Start of Material provided

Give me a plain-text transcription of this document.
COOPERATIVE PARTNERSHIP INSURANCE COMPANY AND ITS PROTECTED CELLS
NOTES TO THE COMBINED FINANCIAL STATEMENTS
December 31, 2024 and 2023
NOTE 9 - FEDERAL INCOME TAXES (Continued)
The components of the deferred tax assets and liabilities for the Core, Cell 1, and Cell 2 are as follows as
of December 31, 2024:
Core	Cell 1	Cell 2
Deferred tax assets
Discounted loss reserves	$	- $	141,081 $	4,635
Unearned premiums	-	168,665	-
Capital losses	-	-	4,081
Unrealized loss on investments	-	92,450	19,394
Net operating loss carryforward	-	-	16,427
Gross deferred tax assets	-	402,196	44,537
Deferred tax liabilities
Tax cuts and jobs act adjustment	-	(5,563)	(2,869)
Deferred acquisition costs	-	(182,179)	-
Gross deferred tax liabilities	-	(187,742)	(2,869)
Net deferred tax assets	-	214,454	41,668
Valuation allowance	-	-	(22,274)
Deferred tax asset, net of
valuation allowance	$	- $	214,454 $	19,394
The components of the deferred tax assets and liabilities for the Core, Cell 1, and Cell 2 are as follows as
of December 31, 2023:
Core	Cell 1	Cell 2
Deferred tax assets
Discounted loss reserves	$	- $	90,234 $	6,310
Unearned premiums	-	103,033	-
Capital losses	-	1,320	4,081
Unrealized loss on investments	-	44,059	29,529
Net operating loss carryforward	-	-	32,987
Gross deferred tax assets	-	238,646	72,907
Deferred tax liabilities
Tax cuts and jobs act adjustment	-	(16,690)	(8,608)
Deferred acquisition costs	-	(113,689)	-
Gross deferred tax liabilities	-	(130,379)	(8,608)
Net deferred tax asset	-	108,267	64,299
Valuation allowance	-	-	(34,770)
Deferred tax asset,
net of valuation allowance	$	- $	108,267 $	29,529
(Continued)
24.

End of Material provided

● **What you have to do**
Each line of the data that holds the word "Discounted" should be copied.

● **Task output**
Discounted loss reserves	$	- $	141,081 $	4,635
Discounted loss reserves	$	- $	90,234 $	6,310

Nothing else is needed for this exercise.